**Source data:**
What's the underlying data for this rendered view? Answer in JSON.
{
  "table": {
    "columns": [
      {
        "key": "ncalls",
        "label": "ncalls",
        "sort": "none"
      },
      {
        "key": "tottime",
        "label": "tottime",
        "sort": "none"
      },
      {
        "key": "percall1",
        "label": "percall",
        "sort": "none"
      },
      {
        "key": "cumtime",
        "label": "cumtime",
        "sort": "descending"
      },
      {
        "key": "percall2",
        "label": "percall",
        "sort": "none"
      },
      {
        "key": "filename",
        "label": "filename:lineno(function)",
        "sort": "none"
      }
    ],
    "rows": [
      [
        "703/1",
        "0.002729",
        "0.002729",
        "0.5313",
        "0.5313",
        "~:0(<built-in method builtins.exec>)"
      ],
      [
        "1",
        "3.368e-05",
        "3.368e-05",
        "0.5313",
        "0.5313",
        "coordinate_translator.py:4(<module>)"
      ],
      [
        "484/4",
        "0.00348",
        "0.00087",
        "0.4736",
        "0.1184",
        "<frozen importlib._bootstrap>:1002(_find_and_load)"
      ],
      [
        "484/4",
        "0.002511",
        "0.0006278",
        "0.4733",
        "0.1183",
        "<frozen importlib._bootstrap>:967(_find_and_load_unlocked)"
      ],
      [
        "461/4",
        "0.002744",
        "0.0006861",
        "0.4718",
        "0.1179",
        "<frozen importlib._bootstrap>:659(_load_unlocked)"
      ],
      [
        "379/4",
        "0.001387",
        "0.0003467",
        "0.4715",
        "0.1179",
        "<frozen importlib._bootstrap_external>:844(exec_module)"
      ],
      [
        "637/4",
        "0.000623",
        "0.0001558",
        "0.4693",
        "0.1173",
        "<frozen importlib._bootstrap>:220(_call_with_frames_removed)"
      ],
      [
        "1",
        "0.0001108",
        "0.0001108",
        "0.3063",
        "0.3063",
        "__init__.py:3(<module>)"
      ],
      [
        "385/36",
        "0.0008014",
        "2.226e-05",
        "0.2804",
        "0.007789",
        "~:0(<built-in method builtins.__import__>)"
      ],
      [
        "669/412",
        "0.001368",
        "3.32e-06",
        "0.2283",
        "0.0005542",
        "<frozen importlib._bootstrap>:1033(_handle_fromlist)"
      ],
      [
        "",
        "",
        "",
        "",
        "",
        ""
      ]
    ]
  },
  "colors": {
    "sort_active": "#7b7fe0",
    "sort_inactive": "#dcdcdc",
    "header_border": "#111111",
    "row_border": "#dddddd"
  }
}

**Your task:**
Reproduce the data in full, exactly as presented.

**Answer to this problem:**
What's the underlying data for this rendered view? Answer in JSON.
{
  "table": {
    "columns": [
      {
        "key": "ncalls",
        "label": "ncalls",
        "sort": "none"
      },
      {
        "key": "tottime",
        "label": "tottime",
        "sort": "none"
      },
      {
        "key": "percall1",
        "label": "percall",
        "sort": "none"
      },
      {
        "key": "cumtime",
        "label": "cumtime",
        "sort": "descending"
      },
      {
        "key": "percall2",
        "label": "percall",
        "sort": "none"
      },
      {
        "key": "filename",
        "label": "filename:lineno(function)",
        "sort": "none"
      }
    ],
    "rows": [
      [
        "703/1",
        "0.002729",
        "0.002729",
        "0.5313",
        "0.5313",
        "~:0(<built-in method builtins.exec>)"
      ],
      [
        "1",
        "3.368e-05",
        "3.368e-05",
        "0.5313",
        "0.5313",
        "coordinate_translator.py:4(<module>)"
      ],
      [
        "484/4",
        "0.00348",
        "0.00087",
        "0.4736",
        "0.1184",
        "<frozen importlib._bootstrap>:1002(_find_and_load)"
      ],
      [
        "484/4",
        "0.002511",
        "0.0006278",
        "0.4733",
        "0.1183",
        "<frozen importlib._bootstrap>:967(_find_and_load_unlocked)"
      ],
      [
        "461/4",
        "0.002744",
        "0.0006861",
        "0.4718",
        "0.1179",
        "<frozen importlib._bootstrap>:659(_load_unlocked)"
      ],
      [
        "379/4",
        "0.001387",
        "0.0003467",
        "0.4715",
        "0.1179",
        "<frozen importlib._bootstrap_external>:844(exec_module)"
      ],
      [
        "637/4",
        "0.000623",
        "0.0001558",
        "0.4693",
        "0.1173",
        "<frozen importlib._bootstrap>:220(_call_with_frames_removed)"
      ],
      [
        "1",
        "0.0001108",
        "0.0001108",
        "0.3063",
        "0.3063",
        "__init__.py:3(<module>)"
      ],
      [
        "385/36",
        "0.0008014",
        "2.226e-05",
        "0.2804",
        "0.007789",
        "~:0(<built-in method builtins.__import__>)"
      ],
      [
        "669/412",
        "0.001368",
        "3.32e-06",
        "0.2283",
        "0.0005542",
        "<frozen importlib._bootstrap>:1033(_handle_fromlist)"
      ],
      [
        "",
        "",
        "",
        "",
        "",
        ""
      ]
    ]
  },
  "colors": {
    "sort_active": "#7b7fe0",
    "sort_inactive": "#dcdcdc",
    "header_border": "#111111",
    "row_border": "#dddddd"
  }
}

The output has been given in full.